━━━━━ Provided text

Toward the end of last year, Stephen had an idea of how we could continue to reach this group of teenagers and youth in the community.
It also provided a way to use his gifts aptly: he loves technology and enjoys learning with it. So, we applied for a grant with Kingdom Mission Fund and we were granted it earlier this year! Per anything with just the two of us, it takes time for us to get things going. We’re generally operating a bit over our heads, if we haven’t mentioned that yet. But, it’s officially up and running!
Four days a week after school, while our house is also open for play, we have two iPads available to the older kids. We’ve chosen a select group we know well and want to further invest in. They have an hour per week that the iPads are reserved to them, for them to learn different skills through apps and lessons with Stephen and I.
We gave them options of what to learn: English, coding, math, guitar, cajon, and art. They almost all chose guitar initially. Some have since changed their minds, but we do have six students studying guitar for an hour per week. We also have three learning English, one on coding, and another on art.
We have set it up to be self-guided but with help and assistance from us. I help more with English and art; Stephen helps more with guitar and coding. They are also given the freedom to “study” their class for 40 minutes, and take the last 20 to play educational games or puzzles. This week I taught Mwei Mwei how to play solitaire, and she loved it. And honestly, it teaches some great deduction and problem-solving skills that aren’t utilized in schools here. We played together, and I had the most fun I’ve ever had playing Solitaire!
The oldest three kids are actually given two hours per week. Mwei Mwei is learning both guitar and math; one of The Reinforcers does English one day per week and guitar the following. The other Reinforcer is really loving coding, and he does that twice per week.

━━━━━━━━━━
━━━━━ Extracted entries

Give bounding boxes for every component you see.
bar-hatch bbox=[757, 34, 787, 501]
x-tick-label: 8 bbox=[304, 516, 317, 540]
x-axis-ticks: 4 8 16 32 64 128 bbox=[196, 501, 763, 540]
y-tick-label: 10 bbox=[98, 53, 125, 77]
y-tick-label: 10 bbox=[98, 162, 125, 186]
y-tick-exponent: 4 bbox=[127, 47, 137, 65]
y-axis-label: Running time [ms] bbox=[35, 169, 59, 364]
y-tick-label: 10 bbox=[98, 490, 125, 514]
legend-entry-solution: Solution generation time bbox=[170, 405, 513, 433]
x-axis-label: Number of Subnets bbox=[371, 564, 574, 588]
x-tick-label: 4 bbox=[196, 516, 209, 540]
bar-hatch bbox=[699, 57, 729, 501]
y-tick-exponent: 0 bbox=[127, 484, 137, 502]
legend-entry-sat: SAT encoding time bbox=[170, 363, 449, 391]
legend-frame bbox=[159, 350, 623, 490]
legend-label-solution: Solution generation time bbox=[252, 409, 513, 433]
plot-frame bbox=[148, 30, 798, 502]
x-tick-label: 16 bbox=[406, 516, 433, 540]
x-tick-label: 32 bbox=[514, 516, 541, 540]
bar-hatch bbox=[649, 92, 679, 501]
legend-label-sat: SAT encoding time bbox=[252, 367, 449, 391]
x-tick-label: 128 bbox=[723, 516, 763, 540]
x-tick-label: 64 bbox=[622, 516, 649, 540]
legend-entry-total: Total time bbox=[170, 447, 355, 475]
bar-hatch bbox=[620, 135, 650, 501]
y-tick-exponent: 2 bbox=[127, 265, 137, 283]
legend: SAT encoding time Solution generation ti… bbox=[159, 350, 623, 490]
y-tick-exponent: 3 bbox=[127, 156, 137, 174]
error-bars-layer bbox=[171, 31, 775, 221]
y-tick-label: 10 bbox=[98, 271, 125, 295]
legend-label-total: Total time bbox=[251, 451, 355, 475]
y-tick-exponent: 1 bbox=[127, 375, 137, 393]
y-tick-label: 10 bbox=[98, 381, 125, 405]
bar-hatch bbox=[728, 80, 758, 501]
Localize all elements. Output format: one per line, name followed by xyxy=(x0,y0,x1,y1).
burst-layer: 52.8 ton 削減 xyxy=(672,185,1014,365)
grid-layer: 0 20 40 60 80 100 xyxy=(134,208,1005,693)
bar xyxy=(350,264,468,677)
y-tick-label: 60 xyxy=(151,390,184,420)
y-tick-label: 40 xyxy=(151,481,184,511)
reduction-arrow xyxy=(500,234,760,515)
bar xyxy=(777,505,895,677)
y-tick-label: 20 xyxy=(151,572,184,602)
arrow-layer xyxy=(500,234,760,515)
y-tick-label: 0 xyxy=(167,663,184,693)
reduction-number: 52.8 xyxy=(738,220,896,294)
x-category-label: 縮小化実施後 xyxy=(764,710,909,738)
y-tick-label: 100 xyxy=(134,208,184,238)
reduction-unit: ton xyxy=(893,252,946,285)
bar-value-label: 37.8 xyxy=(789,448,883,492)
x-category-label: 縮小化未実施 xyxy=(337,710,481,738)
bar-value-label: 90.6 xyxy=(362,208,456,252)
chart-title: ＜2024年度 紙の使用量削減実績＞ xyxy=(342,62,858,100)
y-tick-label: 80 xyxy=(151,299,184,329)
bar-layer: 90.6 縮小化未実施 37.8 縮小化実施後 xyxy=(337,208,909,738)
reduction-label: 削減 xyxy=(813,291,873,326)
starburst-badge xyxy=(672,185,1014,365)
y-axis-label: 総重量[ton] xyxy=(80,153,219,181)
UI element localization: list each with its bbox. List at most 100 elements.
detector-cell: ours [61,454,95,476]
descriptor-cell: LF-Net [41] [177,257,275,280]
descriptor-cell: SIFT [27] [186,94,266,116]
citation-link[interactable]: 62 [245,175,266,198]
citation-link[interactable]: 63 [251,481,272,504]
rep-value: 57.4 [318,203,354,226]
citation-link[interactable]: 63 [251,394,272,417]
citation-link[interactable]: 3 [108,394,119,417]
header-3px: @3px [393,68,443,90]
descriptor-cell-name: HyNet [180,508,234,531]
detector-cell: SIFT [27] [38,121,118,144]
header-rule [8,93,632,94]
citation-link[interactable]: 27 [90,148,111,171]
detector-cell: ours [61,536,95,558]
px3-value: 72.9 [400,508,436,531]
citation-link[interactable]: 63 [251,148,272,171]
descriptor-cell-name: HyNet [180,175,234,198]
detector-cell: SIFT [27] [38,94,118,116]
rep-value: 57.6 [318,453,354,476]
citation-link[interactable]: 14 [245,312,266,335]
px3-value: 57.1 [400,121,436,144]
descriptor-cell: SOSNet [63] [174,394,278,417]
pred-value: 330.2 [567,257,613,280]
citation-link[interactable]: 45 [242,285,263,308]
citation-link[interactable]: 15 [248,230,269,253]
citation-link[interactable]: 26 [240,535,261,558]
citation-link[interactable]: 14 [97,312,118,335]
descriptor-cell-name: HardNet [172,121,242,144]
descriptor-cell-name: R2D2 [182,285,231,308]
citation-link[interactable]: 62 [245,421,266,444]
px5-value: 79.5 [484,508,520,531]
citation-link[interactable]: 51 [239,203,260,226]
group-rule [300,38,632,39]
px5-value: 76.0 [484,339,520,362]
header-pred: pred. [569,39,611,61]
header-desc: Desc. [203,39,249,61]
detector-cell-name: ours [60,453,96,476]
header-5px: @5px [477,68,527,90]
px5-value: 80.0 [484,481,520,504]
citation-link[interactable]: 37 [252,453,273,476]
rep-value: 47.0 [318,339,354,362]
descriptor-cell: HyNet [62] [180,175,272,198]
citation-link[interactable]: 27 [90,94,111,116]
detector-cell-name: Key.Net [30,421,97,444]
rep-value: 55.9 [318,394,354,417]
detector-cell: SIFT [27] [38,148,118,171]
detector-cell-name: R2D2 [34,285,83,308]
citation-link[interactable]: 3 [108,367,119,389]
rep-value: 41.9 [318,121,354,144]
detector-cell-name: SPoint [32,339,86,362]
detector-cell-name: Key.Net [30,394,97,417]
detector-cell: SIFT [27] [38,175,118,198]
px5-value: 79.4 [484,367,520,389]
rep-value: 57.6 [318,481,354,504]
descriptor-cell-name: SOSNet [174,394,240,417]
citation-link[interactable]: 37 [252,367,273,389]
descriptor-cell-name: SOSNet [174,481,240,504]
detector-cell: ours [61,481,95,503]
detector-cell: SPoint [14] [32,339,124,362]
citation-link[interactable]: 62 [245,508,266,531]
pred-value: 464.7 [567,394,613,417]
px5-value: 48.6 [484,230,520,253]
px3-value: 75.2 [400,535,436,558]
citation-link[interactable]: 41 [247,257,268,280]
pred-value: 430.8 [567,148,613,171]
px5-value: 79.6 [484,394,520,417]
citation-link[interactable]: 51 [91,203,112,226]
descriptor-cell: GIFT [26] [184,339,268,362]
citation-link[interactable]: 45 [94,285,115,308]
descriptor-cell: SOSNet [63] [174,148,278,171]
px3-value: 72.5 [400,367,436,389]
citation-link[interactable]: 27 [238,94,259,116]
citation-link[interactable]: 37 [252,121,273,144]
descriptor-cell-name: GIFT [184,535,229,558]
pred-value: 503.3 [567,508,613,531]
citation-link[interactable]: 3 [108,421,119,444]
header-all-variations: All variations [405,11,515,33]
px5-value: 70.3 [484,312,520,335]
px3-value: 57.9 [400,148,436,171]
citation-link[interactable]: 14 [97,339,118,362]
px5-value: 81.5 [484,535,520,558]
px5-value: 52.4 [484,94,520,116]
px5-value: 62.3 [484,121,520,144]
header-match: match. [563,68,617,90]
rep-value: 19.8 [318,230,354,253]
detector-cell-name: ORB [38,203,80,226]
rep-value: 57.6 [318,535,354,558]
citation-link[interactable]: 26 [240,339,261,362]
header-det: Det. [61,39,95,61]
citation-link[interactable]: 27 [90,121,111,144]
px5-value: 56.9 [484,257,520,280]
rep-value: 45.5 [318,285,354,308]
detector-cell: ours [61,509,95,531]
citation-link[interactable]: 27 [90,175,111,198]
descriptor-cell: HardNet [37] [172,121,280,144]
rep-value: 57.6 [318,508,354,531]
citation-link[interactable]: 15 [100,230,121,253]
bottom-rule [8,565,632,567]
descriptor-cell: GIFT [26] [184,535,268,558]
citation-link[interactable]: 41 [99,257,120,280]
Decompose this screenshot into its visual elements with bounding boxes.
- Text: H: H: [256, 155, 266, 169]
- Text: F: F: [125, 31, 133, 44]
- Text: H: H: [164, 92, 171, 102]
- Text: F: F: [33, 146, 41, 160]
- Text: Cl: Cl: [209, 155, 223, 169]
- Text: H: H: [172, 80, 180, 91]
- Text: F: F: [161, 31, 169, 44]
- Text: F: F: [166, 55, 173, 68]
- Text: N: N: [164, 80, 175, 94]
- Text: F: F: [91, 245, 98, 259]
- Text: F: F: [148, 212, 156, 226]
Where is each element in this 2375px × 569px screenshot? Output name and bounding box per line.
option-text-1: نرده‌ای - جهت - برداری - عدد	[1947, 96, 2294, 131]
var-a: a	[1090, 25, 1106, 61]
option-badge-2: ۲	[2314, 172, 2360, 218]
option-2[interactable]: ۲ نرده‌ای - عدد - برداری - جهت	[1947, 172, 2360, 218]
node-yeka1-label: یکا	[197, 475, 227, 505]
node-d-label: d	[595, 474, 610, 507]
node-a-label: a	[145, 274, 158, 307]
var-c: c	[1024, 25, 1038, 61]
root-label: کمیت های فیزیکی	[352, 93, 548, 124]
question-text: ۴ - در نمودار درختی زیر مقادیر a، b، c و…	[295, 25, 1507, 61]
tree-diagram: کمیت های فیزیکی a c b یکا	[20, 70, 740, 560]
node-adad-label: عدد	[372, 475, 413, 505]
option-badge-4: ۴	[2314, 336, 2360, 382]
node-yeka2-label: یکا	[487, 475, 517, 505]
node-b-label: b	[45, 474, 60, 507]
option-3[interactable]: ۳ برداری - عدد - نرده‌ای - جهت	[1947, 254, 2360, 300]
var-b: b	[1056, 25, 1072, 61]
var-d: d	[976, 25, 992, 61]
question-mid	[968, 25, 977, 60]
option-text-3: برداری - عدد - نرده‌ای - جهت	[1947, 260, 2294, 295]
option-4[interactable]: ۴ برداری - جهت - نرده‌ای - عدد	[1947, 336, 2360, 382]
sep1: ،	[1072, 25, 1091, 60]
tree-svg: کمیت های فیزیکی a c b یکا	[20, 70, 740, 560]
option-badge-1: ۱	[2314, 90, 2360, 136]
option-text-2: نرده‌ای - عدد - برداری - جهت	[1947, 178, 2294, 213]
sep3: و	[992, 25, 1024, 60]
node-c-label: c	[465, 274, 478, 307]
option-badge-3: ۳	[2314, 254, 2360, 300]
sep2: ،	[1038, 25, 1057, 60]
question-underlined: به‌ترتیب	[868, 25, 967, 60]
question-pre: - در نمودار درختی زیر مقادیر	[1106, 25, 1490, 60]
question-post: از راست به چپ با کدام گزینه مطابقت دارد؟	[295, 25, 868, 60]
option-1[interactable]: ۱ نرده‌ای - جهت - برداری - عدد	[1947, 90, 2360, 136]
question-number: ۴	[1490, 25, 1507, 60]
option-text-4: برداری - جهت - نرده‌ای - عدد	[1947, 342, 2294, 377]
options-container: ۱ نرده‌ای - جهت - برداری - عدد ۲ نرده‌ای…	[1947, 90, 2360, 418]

━━━━━━━━━━

What to do:
1 > According to the post about the after-school iPad lessons, how many students are studying guitar?
2 > Write out, line for line, the part of the rows that opens at the start of the rows and closes with the line containing "legend-label-sat: SAT encoding", with both of those lines included.

Solutions per task:
1 > Six students are studying guitar for an hour per week.

2 >
Give bounding boxes for every component you see.
bar-hatch bbox=[757, 34, 787, 501]
x-tick-label: 8 bbox=[304, 516, 317, 540]
x-axis-ticks: 4 8 16 32 64 128 bbox=[196, 501, 763, 540]
y-tick-label: 10 bbox=[98, 53, 125, 77]
y-tick-label: 10 bbox=[98, 162, 125, 186]
y-tick-exponent: 4 bbox=[127, 47, 137, 65]
y-axis-label: Running time [ms] bbox=[35, 169, 59, 364]
y-tick-label: 10 bbox=[98, 490, 125, 514]
legend-entry-solution: Solution generation time bbox=[170, 405, 513, 433]
x-axis-label: Number of Subnets bbox=[371, 564, 574, 588]
x-tick-label: 4 bbox=[196, 516, 209, 540]
bar-hatch bbox=[699, 57, 729, 501]
y-tick-exponent: 0 bbox=[127, 484, 137, 502]
legend-entry-sat: SAT encoding time bbox=[170, 363, 449, 391]
legend-frame bbox=[159, 350, 623, 490]
legend-label-solution: Solution generation time bbox=[252, 409, 513, 433]
plot-frame bbox=[148, 30, 798, 502]
x-tick-label: 16 bbox=[406, 516, 433, 540]
x-tick-label: 32 bbox=[514, 516, 541, 540]
bar-hatch bbox=[649, 92, 679, 501]
legend-label-sat: SAT encoding time bbox=[252, 367, 449, 391]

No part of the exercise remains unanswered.